Separate out the lines that hold "value".

Records to process
----

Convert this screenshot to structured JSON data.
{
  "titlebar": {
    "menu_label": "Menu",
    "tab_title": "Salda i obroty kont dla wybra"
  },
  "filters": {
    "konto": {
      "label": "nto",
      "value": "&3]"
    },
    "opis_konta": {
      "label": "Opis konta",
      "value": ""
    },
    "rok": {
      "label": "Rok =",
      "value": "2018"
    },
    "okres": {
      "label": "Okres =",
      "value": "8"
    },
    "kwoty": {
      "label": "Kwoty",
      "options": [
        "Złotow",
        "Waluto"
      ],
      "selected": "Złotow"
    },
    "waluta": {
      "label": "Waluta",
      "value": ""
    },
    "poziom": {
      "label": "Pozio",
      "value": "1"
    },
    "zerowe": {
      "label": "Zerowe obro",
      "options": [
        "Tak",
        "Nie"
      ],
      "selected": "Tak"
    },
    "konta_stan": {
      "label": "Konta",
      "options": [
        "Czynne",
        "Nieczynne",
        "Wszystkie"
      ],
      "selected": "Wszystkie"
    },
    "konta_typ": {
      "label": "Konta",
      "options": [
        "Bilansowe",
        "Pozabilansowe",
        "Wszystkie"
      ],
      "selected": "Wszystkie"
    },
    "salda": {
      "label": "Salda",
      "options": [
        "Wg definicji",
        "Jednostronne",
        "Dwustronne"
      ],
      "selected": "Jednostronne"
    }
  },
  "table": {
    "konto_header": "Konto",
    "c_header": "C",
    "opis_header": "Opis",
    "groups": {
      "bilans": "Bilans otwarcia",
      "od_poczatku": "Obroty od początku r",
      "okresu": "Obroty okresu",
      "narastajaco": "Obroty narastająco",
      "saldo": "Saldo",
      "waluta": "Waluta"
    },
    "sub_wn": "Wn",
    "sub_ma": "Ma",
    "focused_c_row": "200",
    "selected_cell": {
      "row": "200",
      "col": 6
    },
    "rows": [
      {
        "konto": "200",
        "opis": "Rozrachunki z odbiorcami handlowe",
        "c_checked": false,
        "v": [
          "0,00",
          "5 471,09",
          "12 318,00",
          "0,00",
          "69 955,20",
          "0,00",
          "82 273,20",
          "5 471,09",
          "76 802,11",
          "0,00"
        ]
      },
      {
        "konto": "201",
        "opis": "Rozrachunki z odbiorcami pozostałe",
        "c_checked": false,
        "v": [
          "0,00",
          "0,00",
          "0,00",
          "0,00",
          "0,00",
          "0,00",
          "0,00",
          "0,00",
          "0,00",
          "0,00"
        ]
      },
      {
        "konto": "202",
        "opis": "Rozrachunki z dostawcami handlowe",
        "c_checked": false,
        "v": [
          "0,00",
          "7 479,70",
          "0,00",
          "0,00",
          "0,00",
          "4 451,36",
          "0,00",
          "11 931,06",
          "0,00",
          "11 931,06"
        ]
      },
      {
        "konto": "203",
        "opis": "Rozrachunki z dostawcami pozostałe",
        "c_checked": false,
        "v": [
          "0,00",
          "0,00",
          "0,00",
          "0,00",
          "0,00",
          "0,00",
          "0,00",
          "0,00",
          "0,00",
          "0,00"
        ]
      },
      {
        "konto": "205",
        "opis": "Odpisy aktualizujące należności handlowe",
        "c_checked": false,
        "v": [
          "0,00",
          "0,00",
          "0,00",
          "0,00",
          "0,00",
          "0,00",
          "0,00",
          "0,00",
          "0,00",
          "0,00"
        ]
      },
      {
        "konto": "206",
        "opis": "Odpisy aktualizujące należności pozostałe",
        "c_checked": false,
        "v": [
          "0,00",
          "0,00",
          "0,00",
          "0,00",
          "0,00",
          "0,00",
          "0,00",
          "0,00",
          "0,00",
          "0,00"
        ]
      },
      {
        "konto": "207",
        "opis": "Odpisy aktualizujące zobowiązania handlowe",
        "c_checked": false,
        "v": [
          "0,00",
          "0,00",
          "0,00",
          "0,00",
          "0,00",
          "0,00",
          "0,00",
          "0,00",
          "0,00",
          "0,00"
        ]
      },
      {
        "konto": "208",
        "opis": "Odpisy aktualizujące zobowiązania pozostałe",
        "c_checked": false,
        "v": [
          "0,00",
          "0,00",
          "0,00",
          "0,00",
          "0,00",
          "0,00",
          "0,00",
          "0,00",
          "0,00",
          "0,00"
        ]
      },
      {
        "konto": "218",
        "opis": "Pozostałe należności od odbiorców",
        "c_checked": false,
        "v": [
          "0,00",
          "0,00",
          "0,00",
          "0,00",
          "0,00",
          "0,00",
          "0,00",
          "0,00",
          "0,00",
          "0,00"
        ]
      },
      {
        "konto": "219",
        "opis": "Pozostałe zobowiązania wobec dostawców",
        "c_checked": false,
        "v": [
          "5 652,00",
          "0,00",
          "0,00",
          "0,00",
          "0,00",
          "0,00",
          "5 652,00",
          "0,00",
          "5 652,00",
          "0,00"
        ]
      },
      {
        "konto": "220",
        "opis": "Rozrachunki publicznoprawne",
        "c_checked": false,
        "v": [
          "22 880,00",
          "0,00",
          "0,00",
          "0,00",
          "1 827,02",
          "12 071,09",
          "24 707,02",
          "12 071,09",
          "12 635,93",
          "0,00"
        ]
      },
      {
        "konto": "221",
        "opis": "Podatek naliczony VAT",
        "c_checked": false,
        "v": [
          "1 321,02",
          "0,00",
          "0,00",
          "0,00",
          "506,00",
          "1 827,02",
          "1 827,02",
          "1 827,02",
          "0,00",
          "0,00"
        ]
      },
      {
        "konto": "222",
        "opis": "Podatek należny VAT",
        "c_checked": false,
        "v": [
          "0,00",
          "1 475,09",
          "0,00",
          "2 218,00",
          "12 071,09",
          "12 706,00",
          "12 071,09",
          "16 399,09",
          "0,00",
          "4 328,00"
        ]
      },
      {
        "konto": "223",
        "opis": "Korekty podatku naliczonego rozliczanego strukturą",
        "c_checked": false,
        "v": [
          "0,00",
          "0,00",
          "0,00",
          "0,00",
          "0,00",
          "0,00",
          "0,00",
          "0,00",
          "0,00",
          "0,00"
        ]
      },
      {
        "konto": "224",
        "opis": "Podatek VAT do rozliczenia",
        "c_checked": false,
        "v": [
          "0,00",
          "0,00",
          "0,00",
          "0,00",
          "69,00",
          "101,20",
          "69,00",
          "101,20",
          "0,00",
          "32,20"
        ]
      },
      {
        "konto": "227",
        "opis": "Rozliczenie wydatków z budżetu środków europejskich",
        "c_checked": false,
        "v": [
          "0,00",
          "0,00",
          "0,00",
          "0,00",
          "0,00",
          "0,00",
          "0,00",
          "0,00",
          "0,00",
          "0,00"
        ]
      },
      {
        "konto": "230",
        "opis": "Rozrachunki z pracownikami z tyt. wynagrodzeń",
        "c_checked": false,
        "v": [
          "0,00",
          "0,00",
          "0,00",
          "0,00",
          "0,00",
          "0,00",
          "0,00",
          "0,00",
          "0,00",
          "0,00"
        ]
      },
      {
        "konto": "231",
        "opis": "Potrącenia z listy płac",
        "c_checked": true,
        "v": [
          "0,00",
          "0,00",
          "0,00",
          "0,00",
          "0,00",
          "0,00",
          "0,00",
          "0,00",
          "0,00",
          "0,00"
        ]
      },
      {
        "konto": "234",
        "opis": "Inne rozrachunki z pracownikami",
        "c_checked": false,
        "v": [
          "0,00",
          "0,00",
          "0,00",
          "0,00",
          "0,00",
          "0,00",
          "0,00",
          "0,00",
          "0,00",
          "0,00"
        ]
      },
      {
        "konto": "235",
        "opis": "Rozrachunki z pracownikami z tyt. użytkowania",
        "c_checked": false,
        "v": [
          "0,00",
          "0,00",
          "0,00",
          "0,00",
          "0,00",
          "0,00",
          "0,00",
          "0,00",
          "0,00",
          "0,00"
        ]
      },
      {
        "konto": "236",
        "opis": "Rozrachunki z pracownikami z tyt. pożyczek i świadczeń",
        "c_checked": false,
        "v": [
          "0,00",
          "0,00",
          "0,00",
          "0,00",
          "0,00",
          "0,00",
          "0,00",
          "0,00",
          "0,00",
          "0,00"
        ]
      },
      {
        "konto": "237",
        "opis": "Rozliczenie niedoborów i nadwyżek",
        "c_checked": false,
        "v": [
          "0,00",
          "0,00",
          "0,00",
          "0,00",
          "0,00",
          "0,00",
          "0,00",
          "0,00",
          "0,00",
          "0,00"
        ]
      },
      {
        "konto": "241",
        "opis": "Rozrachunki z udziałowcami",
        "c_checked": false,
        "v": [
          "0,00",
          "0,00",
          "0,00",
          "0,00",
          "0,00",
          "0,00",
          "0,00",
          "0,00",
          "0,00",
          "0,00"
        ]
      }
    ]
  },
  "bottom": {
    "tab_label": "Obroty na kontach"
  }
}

----

Worked solution
      "value": "&3]"
      "value": ""
      "value": "2018"
      "value": "8"
      "value": ""
      "value": "1"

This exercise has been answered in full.